Work to be completed:
Write out all of the entries exactly as given.

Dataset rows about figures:
╭──
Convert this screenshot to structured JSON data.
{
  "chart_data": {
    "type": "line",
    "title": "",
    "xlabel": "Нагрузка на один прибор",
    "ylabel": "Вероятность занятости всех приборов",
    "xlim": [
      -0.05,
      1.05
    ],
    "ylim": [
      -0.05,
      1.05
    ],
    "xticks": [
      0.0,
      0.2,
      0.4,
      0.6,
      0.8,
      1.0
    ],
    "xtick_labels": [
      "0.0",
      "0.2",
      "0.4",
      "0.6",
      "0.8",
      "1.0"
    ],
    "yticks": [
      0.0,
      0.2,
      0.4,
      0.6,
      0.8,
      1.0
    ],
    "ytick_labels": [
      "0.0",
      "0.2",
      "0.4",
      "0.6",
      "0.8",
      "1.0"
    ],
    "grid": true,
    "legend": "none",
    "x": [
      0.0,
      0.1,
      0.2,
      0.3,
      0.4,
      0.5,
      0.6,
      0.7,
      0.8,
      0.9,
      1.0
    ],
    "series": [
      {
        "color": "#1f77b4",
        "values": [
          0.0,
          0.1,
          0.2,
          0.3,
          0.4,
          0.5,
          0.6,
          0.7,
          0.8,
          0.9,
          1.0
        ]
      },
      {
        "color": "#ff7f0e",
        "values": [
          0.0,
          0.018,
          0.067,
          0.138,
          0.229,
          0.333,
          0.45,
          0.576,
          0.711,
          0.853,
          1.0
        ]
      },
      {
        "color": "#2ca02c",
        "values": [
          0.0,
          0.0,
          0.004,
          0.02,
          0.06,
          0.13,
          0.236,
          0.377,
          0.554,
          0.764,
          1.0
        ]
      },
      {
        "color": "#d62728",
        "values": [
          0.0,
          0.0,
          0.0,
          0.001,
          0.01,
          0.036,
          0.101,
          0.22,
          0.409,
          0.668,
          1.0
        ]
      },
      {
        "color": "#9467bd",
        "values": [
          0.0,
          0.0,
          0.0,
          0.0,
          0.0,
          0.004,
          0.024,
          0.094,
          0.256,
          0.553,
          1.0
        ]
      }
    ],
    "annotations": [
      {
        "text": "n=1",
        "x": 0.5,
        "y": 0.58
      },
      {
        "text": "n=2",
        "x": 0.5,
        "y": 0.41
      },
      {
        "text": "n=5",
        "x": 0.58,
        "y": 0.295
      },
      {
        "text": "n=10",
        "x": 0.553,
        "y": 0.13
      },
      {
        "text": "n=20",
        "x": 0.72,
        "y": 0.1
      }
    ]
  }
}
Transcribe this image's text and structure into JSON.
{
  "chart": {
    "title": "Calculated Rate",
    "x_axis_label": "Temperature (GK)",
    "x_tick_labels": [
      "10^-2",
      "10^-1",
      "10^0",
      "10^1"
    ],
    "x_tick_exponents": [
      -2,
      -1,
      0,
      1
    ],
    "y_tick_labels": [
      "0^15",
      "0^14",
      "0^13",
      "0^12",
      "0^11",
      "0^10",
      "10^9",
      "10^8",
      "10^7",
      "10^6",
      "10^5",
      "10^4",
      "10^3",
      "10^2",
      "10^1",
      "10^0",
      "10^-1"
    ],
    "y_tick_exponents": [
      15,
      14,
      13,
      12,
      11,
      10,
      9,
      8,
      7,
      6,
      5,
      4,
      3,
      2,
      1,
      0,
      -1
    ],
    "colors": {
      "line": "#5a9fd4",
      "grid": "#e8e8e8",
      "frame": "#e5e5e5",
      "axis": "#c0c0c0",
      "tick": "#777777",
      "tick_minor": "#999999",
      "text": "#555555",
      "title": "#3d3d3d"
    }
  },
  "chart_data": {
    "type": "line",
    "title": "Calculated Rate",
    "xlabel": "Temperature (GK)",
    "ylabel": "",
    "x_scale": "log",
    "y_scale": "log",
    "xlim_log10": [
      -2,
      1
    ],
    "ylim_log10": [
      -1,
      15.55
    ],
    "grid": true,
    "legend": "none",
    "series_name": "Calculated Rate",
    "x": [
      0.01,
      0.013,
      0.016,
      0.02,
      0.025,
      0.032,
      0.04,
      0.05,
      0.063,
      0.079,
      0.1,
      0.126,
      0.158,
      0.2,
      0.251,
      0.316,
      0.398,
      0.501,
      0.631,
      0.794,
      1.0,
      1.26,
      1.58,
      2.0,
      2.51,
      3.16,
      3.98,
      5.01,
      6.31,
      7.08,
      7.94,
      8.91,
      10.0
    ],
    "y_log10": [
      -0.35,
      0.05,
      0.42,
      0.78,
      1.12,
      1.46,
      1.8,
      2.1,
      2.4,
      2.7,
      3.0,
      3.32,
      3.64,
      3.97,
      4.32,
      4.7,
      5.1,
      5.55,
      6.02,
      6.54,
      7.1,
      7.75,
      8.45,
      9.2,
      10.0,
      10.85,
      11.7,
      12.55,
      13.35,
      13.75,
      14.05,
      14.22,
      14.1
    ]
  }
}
╰──
Result of the exercise:
Convert this screenshot to structured JSON data.
{
  "chart_data": {
    "type": "line",
    "title": "",
    "xlabel": "Нагрузка на один прибор",
    "ylabel": "Вероятность занятости всех приборов",
    "xlim": [
      -0.05,
      1.05
    ],
    "ylim": [
      -0.05,
      1.05
    ],
    "xticks": [
      0.0,
      0.2,
      0.4,
      0.6,
      0.8,
      1.0
    ],
    "xtick_labels": [
      "0.0",
      "0.2",
      "0.4",
      "0.6",
      "0.8",
      "1.0"
    ],
    "yticks": [
      0.0,
      0.2,
      0.4,
      0.6,
      0.8,
      1.0
    ],
    "ytick_labels": [
      "0.0",
      "0.2",
      "0.4",
      "0.6",
      "0.8",
      "1.0"
    ],
    "grid": true,
    "legend": "none",
    "x": [
      0.0,
      0.1,
      0.2,
      0.3,
      0.4,
      0.5,
      0.6,
      0.7,
      0.8,
      0.9,
      1.0
    ],
    "series": [
      {
        "color": "#1f77b4",
        "values": [
          0.0,
          0.1,
          0.2,
          0.3,
          0.4,
          0.5,
          0.6,
          0.7,
          0.8,
          0.9,
          1.0
        ]
      },
      {
        "color": "#ff7f0e",
        "values": [
          0.0,
          0.018,
          0.067,
          0.138,
          0.229,
          0.333,
          0.45,
          0.576,
          0.711,
          0.853,
          1.0
        ]
      },
      {
        "color": "#2ca02c",
        "values": [
          0.0,
          0.0,
          0.004,
          0.02,
          0.06,
          0.13,
          0.236,
          0.377,
          0.554,
          0.764,
          1.0
        ]
      },
      {
        "color": "#d62728",
        "values": [
          0.0,
          0.0,
          0.0,
          0.001,
          0.01,
          0.036,
          0.101,
          0.22,
          0.409,
          0.668,
          1.0
        ]
      },
      {
        "color": "#9467bd",
        "values": [
          0.0,
          0.0,
          0.0,
          0.0,
          0.0,
          0.004,
          0.024,
          0.094,
          0.256,
          0.553,
          1.0
        ]
      }
    ],
    "annotations": [
      {
        "text": "n=1",
        "x": 0.5,
        "y": 0.58
      },
      {
        "text": "n=2",
        "x": 0.5,
        "y": 0.41
      },
      {
        "text": "n=5",
        "x": 0.58,
        "y": 0.295
      },
      {
        "text": "n=10",
        "x": 0.553,
        "y": 0.13
      },
      {
        "text": "n=20",
        "x": 0.72,
        "y": 0.1
      }
    ]
  }
}
Transcribe this image's text and structure into JSON.
{
  "chart": {
    "title": "Calculated Rate",
    "x_axis_label": "Temperature (GK)",
    "x_tick_labels": [
      "10^-2",
      "10^-1",
      "10^0",
      "10^1"
    ],
    "x_tick_exponents": [
      -2,
      -1,
      0,
      1
    ],
    "y_tick_labels": [
      "0^15",
      "0^14",
      "0^13",
      "0^12",
      "0^11",
      "0^10",
      "10^9",
      "10^8",
      "10^7",
      "10^6",
      "10^5",
      "10^4",
      "10^3",
      "10^2",
      "10^1",
      "10^0",
      "10^-1"
    ],
    "y_tick_exponents": [
      15,
      14,
      13,
      12,
      11,
      10,
      9,
      8,
      7,
      6,
      5,
      4,
      3,
      2,
      1,
      0,
      -1
    ],
    "colors": {
      "line": "#5a9fd4",
      "grid": "#e8e8e8",
      "frame": "#e5e5e5",
      "axis": "#c0c0c0",
      "tick": "#777777",
      "tick_minor": "#999999",
      "text": "#555555",
      "title": "#3d3d3d"
    }
  },
  "chart_data": {
    "type": "line",
    "title": "Calculated Rate",
    "xlabel": "Temperature (GK)",
    "ylabel": "",
    "x_scale": "log",
    "y_scale": "log",
    "xlim_log10": [
      -2,
      1
    ],
    "ylim_log10": [
      -1,
      15.55
    ],
    "grid": true,
    "legend": "none",
    "series_name": "Calculated Rate",
    "x": [
      0.01,
      0.013,
      0.016,
      0.02,
      0.025,
      0.032,
      0.04,
      0.05,
      0.063,
      0.079,
      0.1,
      0.126,
      0.158,
      0.2,
      0.251,
      0.316,
      0.398,
      0.501,
      0.631,
      0.794,
      1.0,
      1.26,
      1.58,
      2.0,
      2.51,
      3.16,
      3.98,
      5.01,
      6.31,
      7.08,
      7.94,
      8.91,
      10.0
    ],
    "y_log10": [
      -0.35,
      0.05,
      0.42,
      0.78,
      1.12,
      1.46,
      1.8,
      2.1,
      2.4,
      2.7,
      3.0,
      3.32,
      3.64,
      3.97,
      4.32,
      4.7,
      5.1,
      5.55,
      6.02,
      6.54,
      7.1,
      7.75,
      8.45,
      9.2,
      10.0,
      10.85,
      11.7,
      12.55,
      13.35,
      13.75,
      14.05,
      14.22,
      14.1
    ]
  }
}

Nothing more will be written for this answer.